--- begin Exercise materials ---
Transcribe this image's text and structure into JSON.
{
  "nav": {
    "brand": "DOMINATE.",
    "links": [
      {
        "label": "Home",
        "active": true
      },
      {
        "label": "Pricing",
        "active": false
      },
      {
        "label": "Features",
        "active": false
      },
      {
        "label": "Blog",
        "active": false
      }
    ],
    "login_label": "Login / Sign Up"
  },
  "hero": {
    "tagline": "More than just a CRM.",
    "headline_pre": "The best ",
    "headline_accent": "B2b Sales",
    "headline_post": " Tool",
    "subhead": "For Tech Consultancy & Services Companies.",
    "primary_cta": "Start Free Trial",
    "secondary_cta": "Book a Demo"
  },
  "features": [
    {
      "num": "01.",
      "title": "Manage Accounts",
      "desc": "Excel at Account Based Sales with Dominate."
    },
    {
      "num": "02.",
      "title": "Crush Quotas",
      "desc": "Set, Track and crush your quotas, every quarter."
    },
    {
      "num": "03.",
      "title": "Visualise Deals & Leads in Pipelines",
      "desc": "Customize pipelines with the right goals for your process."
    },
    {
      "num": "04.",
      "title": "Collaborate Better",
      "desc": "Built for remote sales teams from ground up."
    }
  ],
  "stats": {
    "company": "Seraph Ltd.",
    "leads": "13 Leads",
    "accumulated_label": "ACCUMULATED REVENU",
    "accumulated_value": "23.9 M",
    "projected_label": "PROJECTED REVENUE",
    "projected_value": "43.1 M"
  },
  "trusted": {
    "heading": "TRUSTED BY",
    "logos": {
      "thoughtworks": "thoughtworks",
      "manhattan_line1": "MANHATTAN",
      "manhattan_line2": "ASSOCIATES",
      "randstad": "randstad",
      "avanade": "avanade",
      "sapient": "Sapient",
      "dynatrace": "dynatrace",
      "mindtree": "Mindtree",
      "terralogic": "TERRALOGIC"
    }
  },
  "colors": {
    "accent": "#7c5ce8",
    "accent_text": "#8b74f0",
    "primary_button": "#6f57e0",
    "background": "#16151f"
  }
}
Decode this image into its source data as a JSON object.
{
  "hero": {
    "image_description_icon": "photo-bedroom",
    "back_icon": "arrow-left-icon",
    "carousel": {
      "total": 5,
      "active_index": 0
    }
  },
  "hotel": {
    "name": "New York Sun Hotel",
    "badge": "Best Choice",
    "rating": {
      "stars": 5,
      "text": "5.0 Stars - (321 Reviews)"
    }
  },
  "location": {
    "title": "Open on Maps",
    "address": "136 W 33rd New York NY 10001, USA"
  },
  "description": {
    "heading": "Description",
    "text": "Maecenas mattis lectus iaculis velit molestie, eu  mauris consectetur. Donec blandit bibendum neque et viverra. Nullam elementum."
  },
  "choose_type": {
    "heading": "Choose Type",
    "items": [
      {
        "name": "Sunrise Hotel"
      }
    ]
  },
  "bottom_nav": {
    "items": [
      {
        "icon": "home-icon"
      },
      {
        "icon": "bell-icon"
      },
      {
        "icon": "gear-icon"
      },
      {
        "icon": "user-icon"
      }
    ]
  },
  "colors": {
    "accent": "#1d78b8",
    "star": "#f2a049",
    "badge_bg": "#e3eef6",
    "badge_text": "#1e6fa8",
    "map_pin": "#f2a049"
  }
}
--- end Exercise materials ---
Send back every record, precisely as written.

Answer for the task:
Transcribe this image's text and structure into JSON.
{
  "nav": {
    "brand": "DOMINATE.",
    "links": [
      {
        "label": "Home",
        "active": true
      },
      {
        "label": "Pricing",
        "active": false
      },
      {
        "label": "Features",
        "active": false
      },
      {
        "label": "Blog",
        "active": false
      }
    ],
    "login_label": "Login / Sign Up"
  },
  "hero": {
    "tagline": "More than just a CRM.",
    "headline_pre": "The best ",
    "headline_accent": "B2b Sales",
    "headline_post": " Tool",
    "subhead": "For Tech Consultancy & Services Companies.",
    "primary_cta": "Start Free Trial",
    "secondary_cta": "Book a Demo"
  },
  "features": [
    {
      "num": "01.",
      "title": "Manage Accounts",
      "desc": "Excel at Account Based Sales with Dominate."
    },
    {
      "num": "02.",
      "title": "Crush Quotas",
      "desc": "Set, Track and crush your quotas, every quarter."
    },
    {
      "num": "03.",
      "title": "Visualise Deals & Leads in Pipelines",
      "desc": "Customize pipelines with the right goals for your process."
    },
    {
      "num": "04.",
      "title": "Collaborate Better",
      "desc": "Built for remote sales teams from ground up."
    }
  ],
  "stats": {
    "company": "Seraph Ltd.",
    "leads": "13 Leads",
    "accumulated_label": "ACCUMULATED REVENU",
    "accumulated_value": "23.9 M",
    "projected_label": "PROJECTED REVENUE",
    "projected_value": "43.1 M"
  },
  "trusted": {
    "heading": "TRUSTED BY",
    "logos": {
      "thoughtworks": "thoughtworks",
      "manhattan_line1": "MANHATTAN",
      "manhattan_line2": "ASSOCIATES",
      "randstad": "randstad",
      "avanade": "avanade",
      "sapient": "Sapient",
      "dynatrace": "dynatrace",
      "mindtree": "Mindtree",
      "terralogic": "TERRALOGIC"
    }
  },
  "colors": {
    "accent": "#7c5ce8",
    "accent_text": "#8b74f0",
    "primary_button": "#6f57e0",
    "background": "#16151f"
  }
}
Decode this image into its source data as a JSON object.
{
  "hero": {
    "image_description_icon": "photo-bedroom",
    "back_icon": "arrow-left-icon",
    "carousel": {
      "total": 5,
      "active_index": 0
    }
  },
  "hotel": {
    "name": "New York Sun Hotel",
    "badge": "Best Choice",
    "rating": {
      "stars": 5,
      "text": "5.0 Stars - (321 Reviews)"
    }
  },
  "location": {
    "title": "Open on Maps",
    "address": "136 W 33rd New York NY 10001, USA"
  },
  "description": {
    "heading": "Description",
    "text": "Maecenas mattis lectus iaculis velit molestie, eu  mauris consectetur. Donec blandit bibendum neque et viverra. Nullam elementum."
  },
  "choose_type": {
    "heading": "Choose Type",
    "items": [
      {
        "name": "Sunrise Hotel"
      }
    ]
  },
  "bottom_nav": {
    "items": [
      {
        "icon": "home-icon"
      },
      {
        "icon": "bell-icon"
      },
      {
        "icon": "gear-icon"
      },
      {
        "icon": "user-icon"
      }
    ]
  },
  "colors": {
    "accent": "#1d78b8",
    "star": "#f2a049",
    "badge_bg": "#e3eef6",
    "badge_text": "#1e6fa8",
    "map_pin": "#f2a049"
  }
}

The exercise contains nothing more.